TASK GOAL: In the listing below, how many lines contain the word "проведения"? Please respond with the number only.
........
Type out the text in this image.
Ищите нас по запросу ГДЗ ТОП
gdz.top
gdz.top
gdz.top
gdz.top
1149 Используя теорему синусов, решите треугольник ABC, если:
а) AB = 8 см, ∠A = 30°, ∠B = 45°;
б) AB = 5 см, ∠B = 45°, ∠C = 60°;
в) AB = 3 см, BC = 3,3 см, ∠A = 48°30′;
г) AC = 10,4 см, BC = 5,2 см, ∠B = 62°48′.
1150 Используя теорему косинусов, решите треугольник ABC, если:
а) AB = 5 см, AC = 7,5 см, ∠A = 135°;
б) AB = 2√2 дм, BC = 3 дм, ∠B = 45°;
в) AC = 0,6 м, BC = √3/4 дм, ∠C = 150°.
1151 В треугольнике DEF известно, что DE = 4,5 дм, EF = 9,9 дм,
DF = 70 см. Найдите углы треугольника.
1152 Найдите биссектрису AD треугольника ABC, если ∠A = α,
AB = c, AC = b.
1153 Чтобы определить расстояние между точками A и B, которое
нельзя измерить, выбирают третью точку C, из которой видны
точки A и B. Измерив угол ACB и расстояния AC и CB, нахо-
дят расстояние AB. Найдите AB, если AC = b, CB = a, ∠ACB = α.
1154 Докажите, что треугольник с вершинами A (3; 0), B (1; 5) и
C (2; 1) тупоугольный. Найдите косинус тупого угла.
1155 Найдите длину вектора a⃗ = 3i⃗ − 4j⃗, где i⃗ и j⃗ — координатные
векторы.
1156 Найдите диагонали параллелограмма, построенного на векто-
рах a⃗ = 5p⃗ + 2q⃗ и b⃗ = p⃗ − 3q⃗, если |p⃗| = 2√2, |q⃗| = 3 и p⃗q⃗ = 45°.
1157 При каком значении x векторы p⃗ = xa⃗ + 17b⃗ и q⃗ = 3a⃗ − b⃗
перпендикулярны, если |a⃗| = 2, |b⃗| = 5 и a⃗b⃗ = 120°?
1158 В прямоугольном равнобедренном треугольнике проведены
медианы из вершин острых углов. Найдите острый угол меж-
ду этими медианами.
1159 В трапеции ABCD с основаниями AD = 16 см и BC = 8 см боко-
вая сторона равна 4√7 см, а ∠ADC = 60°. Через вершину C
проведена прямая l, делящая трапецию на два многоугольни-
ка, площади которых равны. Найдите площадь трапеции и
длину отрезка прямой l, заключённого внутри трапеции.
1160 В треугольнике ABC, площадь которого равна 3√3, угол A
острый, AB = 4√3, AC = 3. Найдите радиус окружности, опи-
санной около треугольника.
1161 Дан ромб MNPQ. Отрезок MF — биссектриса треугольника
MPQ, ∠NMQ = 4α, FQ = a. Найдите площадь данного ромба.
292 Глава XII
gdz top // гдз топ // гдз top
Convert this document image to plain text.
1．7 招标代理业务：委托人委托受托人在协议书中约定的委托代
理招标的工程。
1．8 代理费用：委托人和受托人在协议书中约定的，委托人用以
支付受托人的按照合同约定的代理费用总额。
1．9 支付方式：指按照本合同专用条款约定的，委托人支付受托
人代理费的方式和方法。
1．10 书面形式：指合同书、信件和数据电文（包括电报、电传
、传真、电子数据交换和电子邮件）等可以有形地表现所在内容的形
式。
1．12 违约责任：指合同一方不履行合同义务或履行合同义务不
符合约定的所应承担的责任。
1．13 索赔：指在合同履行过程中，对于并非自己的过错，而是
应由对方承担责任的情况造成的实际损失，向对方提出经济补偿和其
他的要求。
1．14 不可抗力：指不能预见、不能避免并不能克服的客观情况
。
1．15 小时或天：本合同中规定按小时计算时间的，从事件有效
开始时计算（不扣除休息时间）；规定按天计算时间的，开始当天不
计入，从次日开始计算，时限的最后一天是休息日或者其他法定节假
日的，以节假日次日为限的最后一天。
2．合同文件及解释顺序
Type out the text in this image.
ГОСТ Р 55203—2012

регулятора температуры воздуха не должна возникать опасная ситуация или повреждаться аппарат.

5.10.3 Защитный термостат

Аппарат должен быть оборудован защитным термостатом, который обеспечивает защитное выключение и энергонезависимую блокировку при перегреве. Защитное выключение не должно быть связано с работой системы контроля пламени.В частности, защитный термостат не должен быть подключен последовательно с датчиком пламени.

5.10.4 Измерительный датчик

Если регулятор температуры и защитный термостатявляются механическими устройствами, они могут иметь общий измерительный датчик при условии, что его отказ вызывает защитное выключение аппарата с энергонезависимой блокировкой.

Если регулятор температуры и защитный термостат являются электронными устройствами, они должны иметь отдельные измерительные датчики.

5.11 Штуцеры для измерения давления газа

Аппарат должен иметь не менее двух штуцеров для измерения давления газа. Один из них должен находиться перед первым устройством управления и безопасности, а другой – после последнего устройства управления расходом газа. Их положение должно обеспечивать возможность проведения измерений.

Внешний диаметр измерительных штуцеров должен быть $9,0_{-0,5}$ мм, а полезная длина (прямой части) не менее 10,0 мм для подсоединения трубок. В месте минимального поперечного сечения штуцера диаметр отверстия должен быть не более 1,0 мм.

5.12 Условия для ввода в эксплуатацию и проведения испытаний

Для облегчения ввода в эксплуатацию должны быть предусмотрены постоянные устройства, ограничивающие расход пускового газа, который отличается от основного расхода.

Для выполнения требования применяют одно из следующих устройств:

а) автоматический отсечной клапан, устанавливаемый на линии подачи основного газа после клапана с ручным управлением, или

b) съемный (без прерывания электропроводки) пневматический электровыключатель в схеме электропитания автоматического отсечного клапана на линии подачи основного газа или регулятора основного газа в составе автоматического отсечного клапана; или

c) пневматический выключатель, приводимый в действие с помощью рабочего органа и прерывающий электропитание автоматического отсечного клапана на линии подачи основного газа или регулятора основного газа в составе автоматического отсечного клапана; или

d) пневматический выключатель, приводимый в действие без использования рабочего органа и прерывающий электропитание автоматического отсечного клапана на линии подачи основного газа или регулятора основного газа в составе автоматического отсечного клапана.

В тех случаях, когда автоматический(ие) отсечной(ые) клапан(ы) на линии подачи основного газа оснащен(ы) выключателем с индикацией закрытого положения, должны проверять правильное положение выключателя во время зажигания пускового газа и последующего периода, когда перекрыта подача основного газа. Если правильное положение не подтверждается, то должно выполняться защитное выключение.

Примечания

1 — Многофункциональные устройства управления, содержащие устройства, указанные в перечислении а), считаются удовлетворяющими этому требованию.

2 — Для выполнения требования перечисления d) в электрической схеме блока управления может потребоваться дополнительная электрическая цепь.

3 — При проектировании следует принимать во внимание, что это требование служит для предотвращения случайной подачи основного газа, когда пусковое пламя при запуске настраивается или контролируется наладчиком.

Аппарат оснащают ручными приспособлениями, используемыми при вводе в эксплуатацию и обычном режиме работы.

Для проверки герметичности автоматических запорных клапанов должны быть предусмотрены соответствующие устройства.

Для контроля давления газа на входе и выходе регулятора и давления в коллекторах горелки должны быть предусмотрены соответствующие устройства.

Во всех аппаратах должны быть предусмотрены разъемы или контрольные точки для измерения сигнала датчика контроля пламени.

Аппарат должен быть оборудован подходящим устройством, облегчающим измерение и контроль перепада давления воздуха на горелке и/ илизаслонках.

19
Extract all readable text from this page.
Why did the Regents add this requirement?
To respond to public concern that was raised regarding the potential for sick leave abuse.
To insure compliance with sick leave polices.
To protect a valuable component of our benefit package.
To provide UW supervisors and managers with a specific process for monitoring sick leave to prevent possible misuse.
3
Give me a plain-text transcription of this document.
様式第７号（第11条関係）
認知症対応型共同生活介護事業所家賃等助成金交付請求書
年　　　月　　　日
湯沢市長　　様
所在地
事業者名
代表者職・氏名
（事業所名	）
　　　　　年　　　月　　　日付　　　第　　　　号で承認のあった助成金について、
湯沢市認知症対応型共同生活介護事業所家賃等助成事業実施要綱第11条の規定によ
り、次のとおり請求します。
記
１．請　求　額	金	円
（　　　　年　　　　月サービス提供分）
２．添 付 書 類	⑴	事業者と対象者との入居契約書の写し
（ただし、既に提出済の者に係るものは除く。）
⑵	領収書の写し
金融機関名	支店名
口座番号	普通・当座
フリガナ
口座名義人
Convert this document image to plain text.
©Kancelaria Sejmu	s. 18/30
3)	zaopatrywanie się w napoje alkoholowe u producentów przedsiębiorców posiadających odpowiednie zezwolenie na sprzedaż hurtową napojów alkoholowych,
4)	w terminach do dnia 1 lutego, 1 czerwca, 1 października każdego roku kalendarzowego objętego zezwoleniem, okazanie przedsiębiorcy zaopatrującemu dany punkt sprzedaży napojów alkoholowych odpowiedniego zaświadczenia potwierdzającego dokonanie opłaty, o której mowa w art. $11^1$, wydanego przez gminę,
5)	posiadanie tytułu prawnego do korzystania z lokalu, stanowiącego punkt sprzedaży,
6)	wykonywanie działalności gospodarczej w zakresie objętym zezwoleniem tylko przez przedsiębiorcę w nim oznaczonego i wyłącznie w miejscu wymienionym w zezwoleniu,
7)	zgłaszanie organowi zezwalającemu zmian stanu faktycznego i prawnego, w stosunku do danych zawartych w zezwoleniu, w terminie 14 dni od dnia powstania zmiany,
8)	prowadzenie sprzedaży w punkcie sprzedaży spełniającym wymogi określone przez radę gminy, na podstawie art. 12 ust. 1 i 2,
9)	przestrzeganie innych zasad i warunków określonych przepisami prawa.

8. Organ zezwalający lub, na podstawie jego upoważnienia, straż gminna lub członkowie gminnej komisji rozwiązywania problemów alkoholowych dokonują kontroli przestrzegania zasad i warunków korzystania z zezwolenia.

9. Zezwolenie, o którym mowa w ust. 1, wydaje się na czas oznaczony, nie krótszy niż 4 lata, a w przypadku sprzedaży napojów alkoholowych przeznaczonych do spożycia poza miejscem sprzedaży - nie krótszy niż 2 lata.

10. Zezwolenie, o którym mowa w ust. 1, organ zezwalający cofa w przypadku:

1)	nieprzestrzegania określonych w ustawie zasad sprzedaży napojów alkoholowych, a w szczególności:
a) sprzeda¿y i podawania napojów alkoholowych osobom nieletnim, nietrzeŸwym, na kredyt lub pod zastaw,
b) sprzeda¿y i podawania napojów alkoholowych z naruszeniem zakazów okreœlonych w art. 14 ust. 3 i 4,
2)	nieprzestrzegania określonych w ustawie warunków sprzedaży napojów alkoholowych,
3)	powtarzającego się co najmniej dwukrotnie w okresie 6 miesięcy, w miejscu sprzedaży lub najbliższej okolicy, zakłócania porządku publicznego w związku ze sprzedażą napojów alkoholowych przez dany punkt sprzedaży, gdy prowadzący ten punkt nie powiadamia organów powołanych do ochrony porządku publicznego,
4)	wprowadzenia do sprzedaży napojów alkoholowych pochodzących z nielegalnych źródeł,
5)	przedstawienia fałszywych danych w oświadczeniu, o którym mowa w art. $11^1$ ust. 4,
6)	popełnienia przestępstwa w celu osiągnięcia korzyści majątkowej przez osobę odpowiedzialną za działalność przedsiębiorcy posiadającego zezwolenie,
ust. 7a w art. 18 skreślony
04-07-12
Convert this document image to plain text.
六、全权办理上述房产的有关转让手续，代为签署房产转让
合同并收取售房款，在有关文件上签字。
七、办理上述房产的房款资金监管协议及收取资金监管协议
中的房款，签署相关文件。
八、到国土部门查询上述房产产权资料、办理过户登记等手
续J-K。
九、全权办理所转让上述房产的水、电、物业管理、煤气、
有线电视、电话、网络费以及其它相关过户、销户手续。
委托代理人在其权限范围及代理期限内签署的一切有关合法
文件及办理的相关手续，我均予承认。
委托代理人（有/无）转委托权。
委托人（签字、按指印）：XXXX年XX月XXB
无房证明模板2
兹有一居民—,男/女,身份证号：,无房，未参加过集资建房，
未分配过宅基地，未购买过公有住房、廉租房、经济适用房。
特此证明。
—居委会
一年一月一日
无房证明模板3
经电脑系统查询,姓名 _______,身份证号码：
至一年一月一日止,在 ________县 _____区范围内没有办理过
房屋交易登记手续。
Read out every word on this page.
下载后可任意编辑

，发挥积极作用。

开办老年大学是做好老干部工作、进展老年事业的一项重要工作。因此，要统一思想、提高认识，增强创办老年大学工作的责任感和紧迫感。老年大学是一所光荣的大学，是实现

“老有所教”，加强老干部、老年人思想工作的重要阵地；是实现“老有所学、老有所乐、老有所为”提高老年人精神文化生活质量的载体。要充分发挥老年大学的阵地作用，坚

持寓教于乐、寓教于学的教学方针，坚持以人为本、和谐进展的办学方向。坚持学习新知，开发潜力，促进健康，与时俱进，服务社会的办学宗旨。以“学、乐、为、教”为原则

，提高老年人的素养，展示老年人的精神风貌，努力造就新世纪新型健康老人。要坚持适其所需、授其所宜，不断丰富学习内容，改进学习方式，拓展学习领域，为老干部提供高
........
COMPLETE ANSWER: 2